• [WHAT YOU WILL DO]
Tally every line of the material that includes "abaixo", then give the tally and nothing else.

• [MATERIAL]
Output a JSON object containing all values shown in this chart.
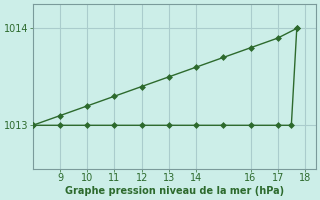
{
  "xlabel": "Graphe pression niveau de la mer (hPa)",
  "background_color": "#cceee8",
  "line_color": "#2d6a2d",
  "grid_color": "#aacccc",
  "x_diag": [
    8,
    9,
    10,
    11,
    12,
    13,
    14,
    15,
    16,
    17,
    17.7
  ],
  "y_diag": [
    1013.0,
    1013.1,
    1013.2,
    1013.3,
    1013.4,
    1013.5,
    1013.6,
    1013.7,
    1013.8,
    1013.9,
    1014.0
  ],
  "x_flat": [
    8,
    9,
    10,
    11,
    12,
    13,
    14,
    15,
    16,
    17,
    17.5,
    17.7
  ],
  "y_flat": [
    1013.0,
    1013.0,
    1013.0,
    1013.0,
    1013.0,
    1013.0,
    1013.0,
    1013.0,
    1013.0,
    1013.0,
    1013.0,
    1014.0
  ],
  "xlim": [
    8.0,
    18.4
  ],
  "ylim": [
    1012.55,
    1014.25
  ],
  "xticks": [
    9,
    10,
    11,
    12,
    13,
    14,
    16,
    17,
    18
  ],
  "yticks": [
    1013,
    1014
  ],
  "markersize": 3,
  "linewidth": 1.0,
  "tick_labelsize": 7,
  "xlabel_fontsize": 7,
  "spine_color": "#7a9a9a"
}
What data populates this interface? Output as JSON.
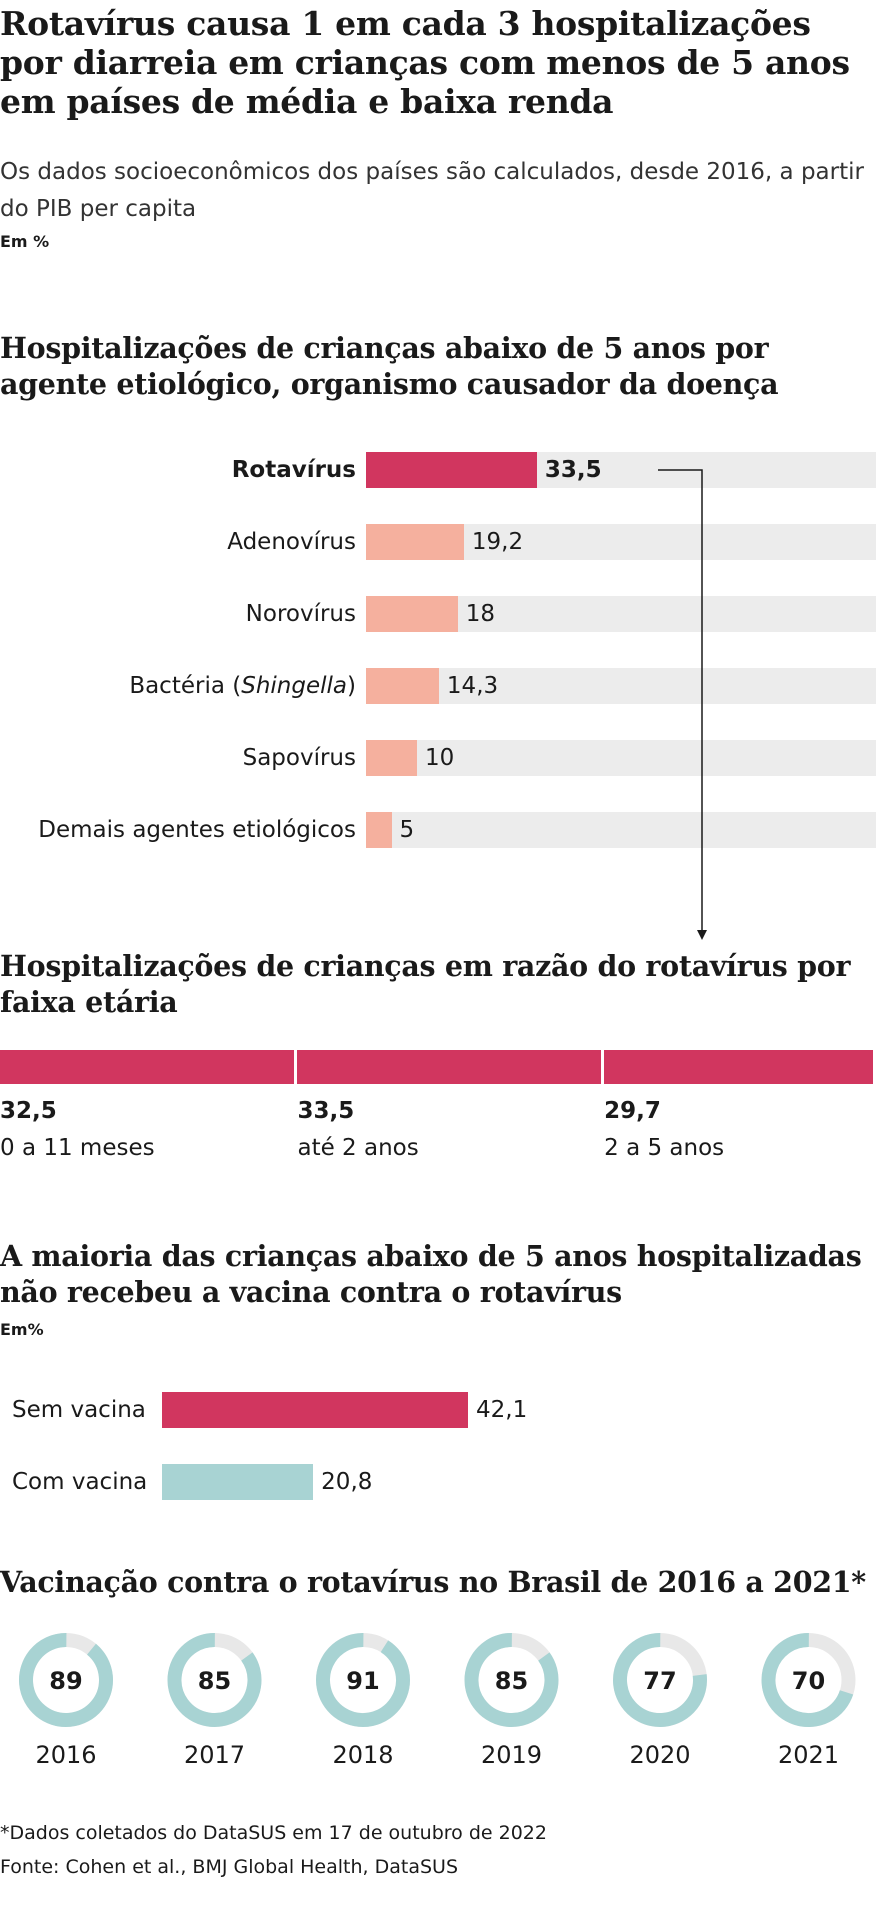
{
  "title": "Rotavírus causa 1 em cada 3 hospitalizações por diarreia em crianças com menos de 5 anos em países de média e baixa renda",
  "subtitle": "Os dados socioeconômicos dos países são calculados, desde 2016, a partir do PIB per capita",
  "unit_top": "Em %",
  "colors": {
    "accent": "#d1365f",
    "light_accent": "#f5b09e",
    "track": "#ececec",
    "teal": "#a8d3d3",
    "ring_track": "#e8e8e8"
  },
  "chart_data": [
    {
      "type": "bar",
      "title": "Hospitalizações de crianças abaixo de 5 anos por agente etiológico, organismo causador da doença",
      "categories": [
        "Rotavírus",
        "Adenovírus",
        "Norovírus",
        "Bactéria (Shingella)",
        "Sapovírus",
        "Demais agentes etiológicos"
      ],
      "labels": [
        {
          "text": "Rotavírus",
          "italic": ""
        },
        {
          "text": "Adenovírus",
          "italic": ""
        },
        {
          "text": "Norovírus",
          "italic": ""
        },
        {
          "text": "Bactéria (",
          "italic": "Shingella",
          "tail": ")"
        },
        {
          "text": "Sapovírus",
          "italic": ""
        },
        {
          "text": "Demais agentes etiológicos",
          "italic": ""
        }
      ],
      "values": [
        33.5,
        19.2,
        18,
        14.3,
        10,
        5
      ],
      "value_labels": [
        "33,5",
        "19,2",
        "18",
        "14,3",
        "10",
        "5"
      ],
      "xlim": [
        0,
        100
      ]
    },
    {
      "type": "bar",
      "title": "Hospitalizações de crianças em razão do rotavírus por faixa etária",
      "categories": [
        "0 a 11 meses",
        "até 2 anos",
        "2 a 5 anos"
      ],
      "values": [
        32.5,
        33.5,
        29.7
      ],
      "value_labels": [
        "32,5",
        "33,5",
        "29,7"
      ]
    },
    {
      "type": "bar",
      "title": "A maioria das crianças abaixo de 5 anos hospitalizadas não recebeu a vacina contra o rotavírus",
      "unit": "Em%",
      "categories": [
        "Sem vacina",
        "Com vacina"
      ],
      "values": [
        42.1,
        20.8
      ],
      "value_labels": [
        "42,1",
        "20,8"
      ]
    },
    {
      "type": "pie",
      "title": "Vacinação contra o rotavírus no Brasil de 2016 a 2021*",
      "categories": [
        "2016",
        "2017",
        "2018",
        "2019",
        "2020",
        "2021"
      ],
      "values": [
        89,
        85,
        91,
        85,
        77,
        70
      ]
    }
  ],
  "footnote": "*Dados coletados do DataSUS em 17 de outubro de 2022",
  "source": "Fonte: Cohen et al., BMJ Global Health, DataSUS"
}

• [TASK ANSWER]
2